#3 – LESSONS IN CAREGIVINGMay 18th, 2013 | By Sharon Shaw Elrod MSW EdD | Category: Senior Moments Blog
How Are Decisions Made in Caregiving?
Caregiving for elderly loved ones carries some inherent understandings of how day-to-day activity is managed. For the most part, decisions and choices that affect the life of the elder needs to remain in her/his hands. For the most part… so what are the exceptions?
Based on our six-month experience, these are some guidelines that make sense:
- Decisions about simple things like what the elder is going to wear are left up to her/him… except… except when she wants to put on a long flowing skirt that now comes to the floor and would likely get entangled in her legs and cause her to fall. Mother was still mobile the first three or four months of caregiving. She used a walker. One day she wanted to wear a long-to-the-floor heavily gathered skirt. It was a safety issue that she could not comprehend but she insisted on wearing it. I gave in, and within an hour of dressing, it was badly soiled from her incontinence. I hadn’t even thought of that issue because she was such a high fall risk that that falling seemed to overrun all the other concerns. That was the last time she wore that skirt. The closer we got to her total dependence on us, the more she gave in to my statement, “Let’s pick out something that is easy to get on and off and easy to wash.”

• **Data extracts**

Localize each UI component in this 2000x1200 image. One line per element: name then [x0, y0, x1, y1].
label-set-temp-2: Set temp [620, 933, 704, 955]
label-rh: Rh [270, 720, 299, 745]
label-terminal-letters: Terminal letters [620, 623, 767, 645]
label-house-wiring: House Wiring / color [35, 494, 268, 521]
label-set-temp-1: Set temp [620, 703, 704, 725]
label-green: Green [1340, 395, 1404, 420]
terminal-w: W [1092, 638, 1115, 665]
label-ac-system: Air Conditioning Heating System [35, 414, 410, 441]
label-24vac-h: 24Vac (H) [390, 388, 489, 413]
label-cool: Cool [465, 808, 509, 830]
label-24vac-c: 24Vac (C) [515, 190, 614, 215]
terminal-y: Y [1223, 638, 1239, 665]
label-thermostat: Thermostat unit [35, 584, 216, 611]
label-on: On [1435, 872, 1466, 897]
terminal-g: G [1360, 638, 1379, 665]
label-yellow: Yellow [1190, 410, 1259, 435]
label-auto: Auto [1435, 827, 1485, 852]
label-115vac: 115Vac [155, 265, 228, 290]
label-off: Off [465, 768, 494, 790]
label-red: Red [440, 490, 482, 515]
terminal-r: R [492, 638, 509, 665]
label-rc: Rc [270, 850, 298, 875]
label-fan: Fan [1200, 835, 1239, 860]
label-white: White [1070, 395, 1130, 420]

• **What the exercise asks**
Reproduce everything in the caregiving blog post from "#3 – LESSONS" down to "are the exceptions?". Answer from the caregiving blog post alone.

• **Output of the task**
#3 – LESSONS IN CAREGIVINGMay 18th, 2013 | By Sharon Shaw Elrod MSW EdD | Category: Senior Moments Blog
How Are Decisions Made in Caregiving?
Caregiving for elderly loved ones carries some inherent understandings of how day-to-day activity is managed. For the most part, decisions and choices that affect the life of the elder needs to remain in her/his hands. For the most part… so what are the exceptions?